> **Work to complete**
Reproduce all the lines exactly as they stand, apart from the pictures.

Data items
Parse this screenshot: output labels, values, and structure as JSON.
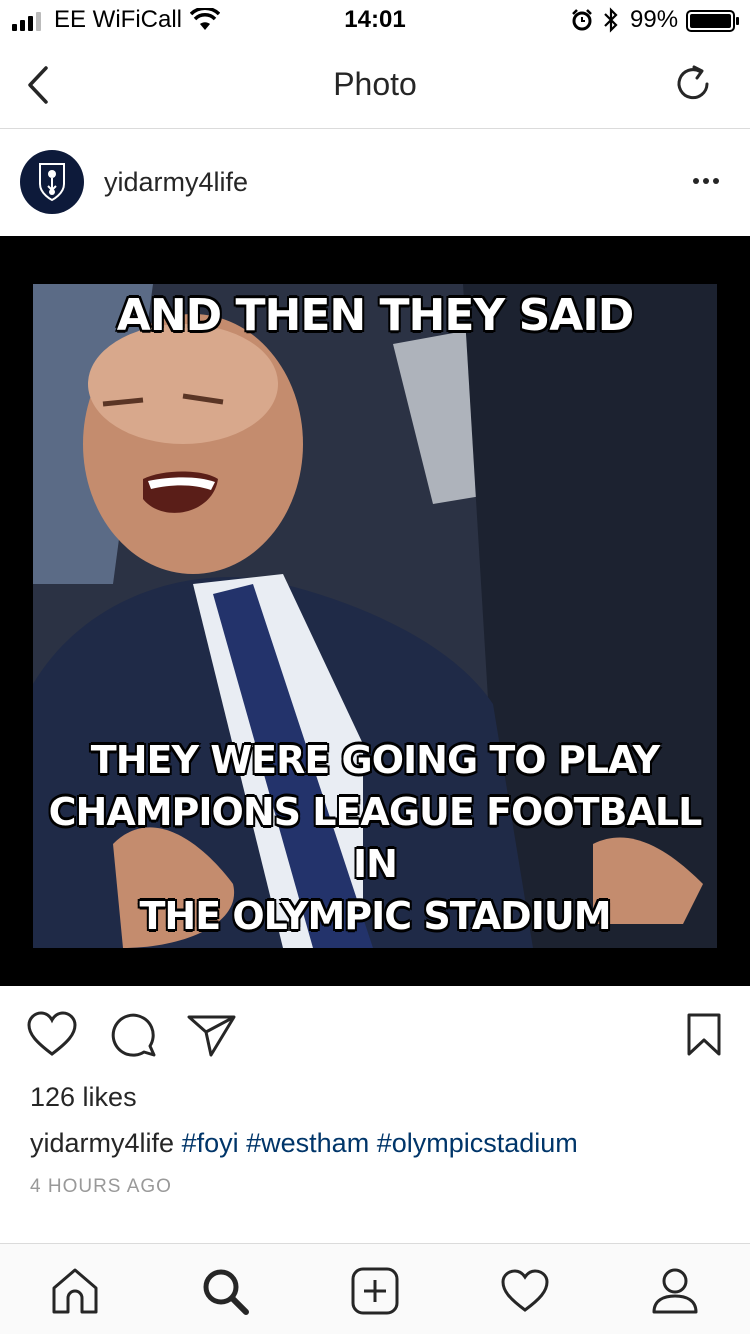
{
  "status_bar": {
    "carrier": "EE WiFiCall",
    "time": "14:01",
    "battery": "99%",
    "icons": [
      "signal-icon",
      "wifi-icon",
      "alarm-icon",
      "bluetooth-icon",
      "battery-icon"
    ]
  },
  "nav": {
    "title": "Photo",
    "icons": [
      "back-icon",
      "refresh-icon"
    ]
  },
  "post": {
    "username": "yidarmy4life",
    "avatar_colors": {
      "background": "#0d1a3a",
      "emblem": "#ffffff"
    },
    "image": {
      "top_text": "AND THEN THEY SAID",
      "bottom_line_1": "THEY WERE GOING TO PLAY",
      "bottom_line_2": "CHAMPIONS LEAGUE FOOTBALL IN",
      "bottom_line_3": "THE OLYMPIC STADIUM"
    },
    "likes": "126 likes",
    "caption_user": "yidarmy4life",
    "hashtags": [
      "#foyi",
      "#westham",
      "#olympicstadium"
    ],
    "time_ago": "4 HOURS AGO",
    "action_icons": [
      "heart-icon",
      "comment-icon",
      "share-icon",
      "bookmark-icon"
    ]
  },
  "tab_bar": {
    "icons": [
      "home-icon",
      "search-icon",
      "add-icon",
      "activity-icon",
      "profile-icon"
    ]
  },
  "colors": {
    "hashtag": "#003569",
    "text": "#262626",
    "muted": "#999999",
    "divider": "#dbdbdb"
  }
}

> **Result below**
Parse this screenshot: output labels, values, and structure as JSON.
{
  "status_bar": {
    "carrier": "EE WiFiCall",
    "time": "14:01",
    "battery": "99%",
    "icons": [
      "signal-icon",
      "wifi-icon",
      "alarm-icon",
      "bluetooth-icon",
      "battery-icon"
    ]
  },
  "nav": {
    "title": "Photo",
    "icons": [
      "back-icon",
      "refresh-icon"
    ]
  },
  "post": {
    "username": "yidarmy4life",
    "avatar_colors": {
      "background": "#0d1a3a",
      "emblem": "#ffffff"
    },
    "image": {
      "top_text": "AND THEN THEY SAID",
      "bottom_line_1": "THEY WERE GOING TO PLAY",
      "bottom_line_2": "CHAMPIONS LEAGUE FOOTBALL IN",
      "bottom_line_3": "THE OLYMPIC STADIUM"
    },
    "likes": "126 likes",
    "caption_user": "yidarmy4life",
    "hashtags": [
      "#foyi",
      "#westham",
      "#olympicstadium"
    ],
    "time_ago": "4 HOURS AGO",
    "action_icons": [
      "heart-icon",
      "comment-icon",
      "share-icon",
      "bookmark-icon"
    ]
  },
  "tab_bar": {
    "icons": [
      "home-icon",
      "search-icon",
      "add-icon",
      "activity-icon",
      "profile-icon"
    ]
  },
  "colors": {
    "hashtag": "#003569",
    "text": "#262626",
    "muted": "#999999",
    "divider": "#dbdbdb"
  }
}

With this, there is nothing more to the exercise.